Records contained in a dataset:
——
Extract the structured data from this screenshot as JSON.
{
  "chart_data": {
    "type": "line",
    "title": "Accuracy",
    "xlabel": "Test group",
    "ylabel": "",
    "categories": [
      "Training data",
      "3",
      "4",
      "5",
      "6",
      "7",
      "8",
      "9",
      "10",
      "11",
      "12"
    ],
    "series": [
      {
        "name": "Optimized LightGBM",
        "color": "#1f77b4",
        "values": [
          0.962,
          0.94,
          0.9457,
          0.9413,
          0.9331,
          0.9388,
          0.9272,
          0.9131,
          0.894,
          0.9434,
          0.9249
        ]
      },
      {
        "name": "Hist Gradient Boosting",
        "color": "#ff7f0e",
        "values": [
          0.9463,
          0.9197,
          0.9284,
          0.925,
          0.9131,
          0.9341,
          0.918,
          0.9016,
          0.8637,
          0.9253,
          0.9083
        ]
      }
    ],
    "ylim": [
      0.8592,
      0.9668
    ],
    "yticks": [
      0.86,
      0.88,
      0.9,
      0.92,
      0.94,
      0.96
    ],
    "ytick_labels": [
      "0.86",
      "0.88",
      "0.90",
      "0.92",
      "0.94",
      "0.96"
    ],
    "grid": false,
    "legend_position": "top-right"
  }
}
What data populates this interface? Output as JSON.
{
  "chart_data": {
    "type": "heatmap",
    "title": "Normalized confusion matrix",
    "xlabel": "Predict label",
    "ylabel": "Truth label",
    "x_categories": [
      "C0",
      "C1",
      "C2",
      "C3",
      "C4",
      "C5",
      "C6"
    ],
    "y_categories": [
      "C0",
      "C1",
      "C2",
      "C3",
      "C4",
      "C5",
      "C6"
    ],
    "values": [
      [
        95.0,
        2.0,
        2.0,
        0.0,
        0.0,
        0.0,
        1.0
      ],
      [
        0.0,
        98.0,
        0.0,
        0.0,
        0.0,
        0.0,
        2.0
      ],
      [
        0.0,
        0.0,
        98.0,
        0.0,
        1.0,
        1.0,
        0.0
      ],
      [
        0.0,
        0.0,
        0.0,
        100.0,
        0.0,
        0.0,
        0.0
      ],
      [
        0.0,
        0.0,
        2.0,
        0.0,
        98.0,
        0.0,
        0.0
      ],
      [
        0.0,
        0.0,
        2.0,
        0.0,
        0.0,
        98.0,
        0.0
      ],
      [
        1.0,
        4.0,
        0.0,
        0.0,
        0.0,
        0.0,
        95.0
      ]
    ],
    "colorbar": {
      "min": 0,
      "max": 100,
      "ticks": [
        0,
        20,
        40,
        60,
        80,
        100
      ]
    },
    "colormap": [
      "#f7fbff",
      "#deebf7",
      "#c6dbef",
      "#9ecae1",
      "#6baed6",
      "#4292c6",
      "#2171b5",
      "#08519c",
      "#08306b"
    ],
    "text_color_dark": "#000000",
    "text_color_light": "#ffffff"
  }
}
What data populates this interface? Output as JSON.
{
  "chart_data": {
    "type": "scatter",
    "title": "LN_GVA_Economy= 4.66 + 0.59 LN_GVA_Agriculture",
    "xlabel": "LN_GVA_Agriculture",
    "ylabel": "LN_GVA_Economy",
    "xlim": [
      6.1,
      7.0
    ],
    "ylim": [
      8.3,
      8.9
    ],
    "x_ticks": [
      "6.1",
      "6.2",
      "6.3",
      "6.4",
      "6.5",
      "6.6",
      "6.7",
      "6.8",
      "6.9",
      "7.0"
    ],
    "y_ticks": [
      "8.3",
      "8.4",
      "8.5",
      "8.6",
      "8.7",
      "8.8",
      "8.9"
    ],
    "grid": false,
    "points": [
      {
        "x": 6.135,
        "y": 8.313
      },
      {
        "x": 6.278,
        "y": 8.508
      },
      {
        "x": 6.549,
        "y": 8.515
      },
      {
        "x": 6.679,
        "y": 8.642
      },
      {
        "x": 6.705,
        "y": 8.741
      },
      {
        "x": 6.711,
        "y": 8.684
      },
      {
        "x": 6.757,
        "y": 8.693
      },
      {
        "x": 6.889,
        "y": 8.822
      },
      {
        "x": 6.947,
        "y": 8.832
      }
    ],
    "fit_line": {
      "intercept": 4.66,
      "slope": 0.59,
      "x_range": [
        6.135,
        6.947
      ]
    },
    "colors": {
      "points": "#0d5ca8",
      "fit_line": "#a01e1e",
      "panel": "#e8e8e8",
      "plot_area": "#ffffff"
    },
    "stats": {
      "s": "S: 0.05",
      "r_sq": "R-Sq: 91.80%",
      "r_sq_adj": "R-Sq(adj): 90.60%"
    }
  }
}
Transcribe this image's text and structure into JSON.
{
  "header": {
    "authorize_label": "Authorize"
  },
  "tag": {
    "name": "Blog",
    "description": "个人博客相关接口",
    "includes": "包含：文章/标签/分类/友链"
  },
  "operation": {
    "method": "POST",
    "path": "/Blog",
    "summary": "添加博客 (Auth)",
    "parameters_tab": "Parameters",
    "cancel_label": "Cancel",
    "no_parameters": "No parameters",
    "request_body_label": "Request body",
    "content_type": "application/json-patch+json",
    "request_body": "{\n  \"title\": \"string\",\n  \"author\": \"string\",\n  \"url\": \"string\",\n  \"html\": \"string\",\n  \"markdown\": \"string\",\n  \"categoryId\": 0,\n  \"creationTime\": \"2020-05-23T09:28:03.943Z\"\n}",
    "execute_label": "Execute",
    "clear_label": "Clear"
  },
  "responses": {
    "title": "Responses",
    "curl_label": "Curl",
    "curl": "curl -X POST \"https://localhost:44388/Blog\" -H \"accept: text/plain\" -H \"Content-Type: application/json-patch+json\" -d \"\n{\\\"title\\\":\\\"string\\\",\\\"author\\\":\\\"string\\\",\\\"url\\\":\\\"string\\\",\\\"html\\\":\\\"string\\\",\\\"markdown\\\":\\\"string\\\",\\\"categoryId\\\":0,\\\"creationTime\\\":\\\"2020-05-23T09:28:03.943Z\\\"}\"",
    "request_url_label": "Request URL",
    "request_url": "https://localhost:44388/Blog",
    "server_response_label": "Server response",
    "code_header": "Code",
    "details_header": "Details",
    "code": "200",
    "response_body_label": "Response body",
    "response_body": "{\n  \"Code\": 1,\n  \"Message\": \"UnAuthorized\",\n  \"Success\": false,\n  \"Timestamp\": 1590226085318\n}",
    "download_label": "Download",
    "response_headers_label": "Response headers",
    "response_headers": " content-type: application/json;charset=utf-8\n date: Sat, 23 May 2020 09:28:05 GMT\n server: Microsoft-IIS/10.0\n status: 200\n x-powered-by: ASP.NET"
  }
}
——
#### Directive
Repeat the records above exactly, leaving none out.

#### Reply
Extract the structured data from this screenshot as JSON.
{
  "chart_data": {
    "type": "line",
    "title": "Accuracy",
    "xlabel": "Test group",
    "ylabel": "",
    "categories": [
      "Training data",
      "3",
      "4",
      "5",
      "6",
      "7",
      "8",
      "9",
      "10",
      "11",
      "12"
    ],
    "series": [
      {
        "name": "Optimized LightGBM",
        "color": "#1f77b4",
        "values": [
          0.962,
          0.94,
          0.9457,
          0.9413,
          0.9331,
          0.9388,
          0.9272,
          0.9131,
          0.894,
          0.9434,
          0.9249
        ]
      },
      {
        "name": "Hist Gradient Boosting",
        "color": "#ff7f0e",
        "values": [
          0.9463,
          0.9197,
          0.9284,
          0.925,
          0.9131,
          0.9341,
          0.918,
          0.9016,
          0.8637,
          0.9253,
          0.9083
        ]
      }
    ],
    "ylim": [
      0.8592,
      0.9668
    ],
    "yticks": [
      0.86,
      0.88,
      0.9,
      0.92,
      0.94,
      0.96
    ],
    "ytick_labels": [
      "0.86",
      "0.88",
      "0.90",
      "0.92",
      "0.94",
      "0.96"
    ],
    "grid": false,
    "legend_position": "top-right"
  }
}
What data populates this interface? Output as JSON.
{
  "chart_data": {
    "type": "heatmap",
    "title": "Normalized confusion matrix",
    "xlabel": "Predict label",
    "ylabel": "Truth label",
    "x_categories": [
      "C0",
      "C1",
      "C2",
      "C3",
      "C4",
      "C5",
      "C6"
    ],
    "y_categories": [
      "C0",
      "C1",
      "C2",
      "C3",
      "C4",
      "C5",
      "C6"
    ],
    "values": [
      [
        95.0,
        2.0,
        2.0,
        0.0,
        0.0,
        0.0,
        1.0
      ],
      [
        0.0,
        98.0,
        0.0,
        0.0,
        0.0,
        0.0,
        2.0
      ],
      [
        0.0,
        0.0,
        98.0,
        0.0,
        1.0,
        1.0,
        0.0
      ],
      [
        0.0,
        0.0,
        0.0,
        100.0,
        0.0,
        0.0,
        0.0
      ],
      [
        0.0,
        0.0,
        2.0,
        0.0,
        98.0,
        0.0,
        0.0
      ],
      [
        0.0,
        0.0,
        2.0,
        0.0,
        0.0,
        98.0,
        0.0
      ],
      [
        1.0,
        4.0,
        0.0,
        0.0,
        0.0,
        0.0,
        95.0
      ]
    ],
    "colorbar": {
      "min": 0,
      "max": 100,
      "ticks": [
        0,
        20,
        40,
        60,
        80,
        100
      ]
    },
    "colormap": [
      "#f7fbff",
      "#deebf7",
      "#c6dbef",
      "#9ecae1",
      "#6baed6",
      "#4292c6",
      "#2171b5",
      "#08519c",
      "#08306b"
    ],
    "text_color_dark": "#000000",
    "text_color_light": "#ffffff"
  }
}
What data populates this interface? Output as JSON.
{
  "chart_data": {
    "type": "scatter",
    "title": "LN_GVA_Economy= 4.66 + 0.59 LN_GVA_Agriculture",
    "xlabel": "LN_GVA_Agriculture",
    "ylabel": "LN_GVA_Economy",
    "xlim": [
      6.1,
      7.0
    ],
    "ylim": [
      8.3,
      8.9
    ],
    "x_ticks": [
      "6.1",
      "6.2",
      "6.3",
      "6.4",
      "6.5",
      "6.6",
      "6.7",
      "6.8",
      "6.9",
      "7.0"
    ],
    "y_ticks": [
      "8.3",
      "8.4",
      "8.5",
      "8.6",
      "8.7",
      "8.8",
      "8.9"
    ],
    "grid": false,
    "points": [
      {
        "x": 6.135,
        "y": 8.313
      },
      {
        "x": 6.278,
        "y": 8.508
      },
      {
        "x": 6.549,
        "y": 8.515
      },
      {
        "x": 6.679,
        "y": 8.642
      },
      {
        "x": 6.705,
        "y": 8.741
      },
      {
        "x": 6.711,
        "y": 8.684
      },
      {
        "x": 6.757,
        "y": 8.693
      },
      {
        "x": 6.889,
        "y": 8.822
      },
      {
        "x": 6.947,
        "y": 8.832
      }
    ],
    "fit_line": {
      "intercept": 4.66,
      "slope": 0.59,
      "x_range": [
        6.135,
        6.947
      ]
    },
    "colors": {
      "points": "#0d5ca8",
      "fit_line": "#a01e1e",
      "panel": "#e8e8e8",
      "plot_area": "#ffffff"
    },
    "stats": {
      "s": "S: 0.05",
      "r_sq": "R-Sq: 91.80%",
      "r_sq_adj": "R-Sq(adj): 90.60%"
    }
  }
}
Transcribe this image's text and structure into JSON.
{
  "header": {
    "authorize_label": "Authorize"
  },
  "tag": {
    "name": "Blog",
    "description": "个人博客相关接口",
    "includes": "包含：文章/标签/分类/友链"
  },
  "operation": {
    "method": "POST",
    "path": "/Blog",
    "summary": "添加博客 (Auth)",
    "parameters_tab": "Parameters",
    "cancel_label": "Cancel",
    "no_parameters": "No parameters",
    "request_body_label": "Request body",
    "content_type": "application/json-patch+json",
    "request_body": "{\n  \"title\": \"string\",\n  \"author\": \"string\",\n  \"url\": \"string\",\n  \"html\": \"string\",\n  \"markdown\": \"string\",\n  \"categoryId\": 0,\n  \"creationTime\": \"2020-05-23T09:28:03.943Z\"\n}",
    "execute_label": "Execute",
    "clear_label": "Clear"
  },
  "responses": {
    "title": "Responses",
    "curl_label": "Curl",
    "curl": "curl -X POST \"https://localhost:44388/Blog\" -H \"accept: text/plain\" -H \"Content-Type: application/json-patch+json\" -d \"\n{\\\"title\\\":\\\"string\\\",\\\"author\\\":\\\"string\\\",\\\"url\\\":\\\"string\\\",\\\"html\\\":\\\"string\\\",\\\"markdown\\\":\\\"string\\\",\\\"categoryId\\\":0,\\\"creationTime\\\":\\\"2020-05-23T09:28:03.943Z\\\"}\"",
    "request_url_label": "Request URL",
    "request_url": "https://localhost:44388/Blog",
    "server_response_label": "Server response",
    "code_header": "Code",
    "details_header": "Details",
    "code": "200",
    "response_body_label": "Response body",
    "response_body": "{\n  \"Code\": 1,\n  \"Message\": \"UnAuthorized\",\n  \"Success\": false,\n  \"Timestamp\": 1590226085318\n}",
    "download_label": "Download",
    "response_headers_label": "Response headers",
    "response_headers": " content-type: application/json;charset=utf-8\n date: Sat, 23 May 2020 09:28:05 GMT\n server: Microsoft-IIS/10.0\n status: 200\n x-powered-by: ASP.NET"
  }
}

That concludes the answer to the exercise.